Dataset items:
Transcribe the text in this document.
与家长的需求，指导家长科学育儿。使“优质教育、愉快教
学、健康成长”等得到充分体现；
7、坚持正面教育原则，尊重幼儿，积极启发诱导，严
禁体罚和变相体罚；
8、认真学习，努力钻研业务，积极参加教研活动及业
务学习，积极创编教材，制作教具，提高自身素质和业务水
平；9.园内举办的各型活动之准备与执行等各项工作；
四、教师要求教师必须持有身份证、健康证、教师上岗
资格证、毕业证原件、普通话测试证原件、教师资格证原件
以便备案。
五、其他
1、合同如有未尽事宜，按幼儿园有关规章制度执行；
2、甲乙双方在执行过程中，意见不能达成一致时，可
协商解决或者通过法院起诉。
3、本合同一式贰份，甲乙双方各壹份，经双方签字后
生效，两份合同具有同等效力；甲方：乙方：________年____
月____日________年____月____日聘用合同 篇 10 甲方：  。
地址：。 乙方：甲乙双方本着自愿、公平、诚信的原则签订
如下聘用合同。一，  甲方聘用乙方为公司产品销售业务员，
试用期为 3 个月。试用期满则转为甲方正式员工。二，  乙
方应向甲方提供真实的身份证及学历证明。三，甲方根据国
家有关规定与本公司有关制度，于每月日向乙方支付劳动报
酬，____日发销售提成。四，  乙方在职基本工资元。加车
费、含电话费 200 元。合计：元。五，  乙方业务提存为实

Requirements: Write every line of the material above again, exactly.

Exercise answer:
Transcribe the text in this document.
与家长的需求，指导家长科学育儿。使“优质教育、愉快教
学、健康成长”等得到充分体现；
7、坚持正面教育原则，尊重幼儿，积极启发诱导，严
禁体罚和变相体罚；
8、认真学习，努力钻研业务，积极参加教研活动及业
务学习，积极创编教材，制作教具，提高自身素质和业务水
平；9.园内举办的各型活动之准备与执行等各项工作；
四、教师要求教师必须持有身份证、健康证、教师上岗
资格证、毕业证原件、普通话测试证原件、教师资格证原件
以便备案。
五、其他
1、合同如有未尽事宜，按幼儿园有关规章制度执行；
2、甲乙双方在执行过程中，意见不能达成一致时，可
协商解决或者通过法院起诉。
3、本合同一式贰份，甲乙双方各壹份，经双方签字后
生效，两份合同具有同等效力；甲方：乙方：________年____
月____日________年____月____日聘用合同 篇 10 甲方：  。
地址：。 乙方：甲乙双方本着自愿、公平、诚信的原则签订
如下聘用合同。一，  甲方聘用乙方为公司产品销售业务员，
试用期为 3 个月。试用期满则转为甲方正式员工。二，  乙
方应向甲方提供真实的身份证及学历证明。三，甲方根据国
家有关规定与本公司有关制度，于每月日向乙方支付劳动报
酬，____日发销售提成。四，  乙方在职基本工资元。加车
费、含电话费 200 元。合计：元。五，  乙方业务提存为实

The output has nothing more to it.